> _Written instruction_:
The records that follow must be repeated verbatim, every one of them.

╭─ Dataset content

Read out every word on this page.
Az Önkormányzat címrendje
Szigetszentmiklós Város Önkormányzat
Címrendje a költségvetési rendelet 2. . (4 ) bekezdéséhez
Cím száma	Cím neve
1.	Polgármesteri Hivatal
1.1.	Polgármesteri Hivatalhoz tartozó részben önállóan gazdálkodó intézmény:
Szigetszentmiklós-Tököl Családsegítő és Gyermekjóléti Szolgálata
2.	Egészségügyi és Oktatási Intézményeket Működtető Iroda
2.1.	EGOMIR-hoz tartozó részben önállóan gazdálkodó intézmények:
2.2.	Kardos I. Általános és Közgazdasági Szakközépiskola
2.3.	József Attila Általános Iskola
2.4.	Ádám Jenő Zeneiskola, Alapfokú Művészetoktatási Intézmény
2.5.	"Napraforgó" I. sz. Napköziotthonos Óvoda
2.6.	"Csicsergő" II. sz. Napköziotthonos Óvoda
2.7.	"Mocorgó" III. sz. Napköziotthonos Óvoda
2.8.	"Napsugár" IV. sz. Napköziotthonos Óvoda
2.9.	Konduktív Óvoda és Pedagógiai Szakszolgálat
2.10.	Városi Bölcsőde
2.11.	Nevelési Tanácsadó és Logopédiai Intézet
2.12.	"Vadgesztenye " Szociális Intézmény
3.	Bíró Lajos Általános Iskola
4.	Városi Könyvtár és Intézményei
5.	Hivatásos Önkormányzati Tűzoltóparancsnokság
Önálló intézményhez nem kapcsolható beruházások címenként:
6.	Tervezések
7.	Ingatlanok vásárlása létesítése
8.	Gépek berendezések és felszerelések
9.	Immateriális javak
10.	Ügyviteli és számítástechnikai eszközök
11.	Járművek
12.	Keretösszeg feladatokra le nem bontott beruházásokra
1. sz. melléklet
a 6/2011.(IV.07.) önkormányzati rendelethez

╰─

> _Expected output_:
Read out every word on this page.
Az Önkormányzat címrendje
Szigetszentmiklós Város Önkormányzat
Címrendje a költségvetési rendelet 2. . (4 ) bekezdéséhez
Cím száma	Cím neve
1.	Polgármesteri Hivatal
1.1.	Polgármesteri Hivatalhoz tartozó részben önállóan gazdálkodó intézmény:
Szigetszentmiklós-Tököl Családsegítő és Gyermekjóléti Szolgálata
2.	Egészségügyi és Oktatási Intézményeket Működtető Iroda
2.1.	EGOMIR-hoz tartozó részben önállóan gazdálkodó intézmények:
2.2.	Kardos I. Általános és Közgazdasági Szakközépiskola
2.3.	József Attila Általános Iskola
2.4.	Ádám Jenő Zeneiskola, Alapfokú Művészetoktatási Intézmény
2.5.	"Napraforgó" I. sz. Napköziotthonos Óvoda
2.6.	"Csicsergő" II. sz. Napköziotthonos Óvoda
2.7.	"Mocorgó" III. sz. Napköziotthonos Óvoda
2.8.	"Napsugár" IV. sz. Napköziotthonos Óvoda
2.9.	Konduktív Óvoda és Pedagógiai Szakszolgálat
2.10.	Városi Bölcsőde
2.11.	Nevelési Tanácsadó és Logopédiai Intézet
2.12.	"Vadgesztenye " Szociális Intézmény
3.	Bíró Lajos Általános Iskola
4.	Városi Könyvtár és Intézményei
5.	Hivatásos Önkormányzati Tűzoltóparancsnokság
Önálló intézményhez nem kapcsolható beruházások címenként:
6.	Tervezések
7.	Ingatlanok vásárlása létesítése
8.	Gépek berendezések és felszerelések
9.	Immateriális javak
10.	Ügyviteli és számítástechnikai eszközök
11.	Járművek
12.	Keretösszeg feladatokra le nem bontott beruházásokra
1. sz. melléklet
a 6/2011.(IV.07.) önkormányzati rendelethez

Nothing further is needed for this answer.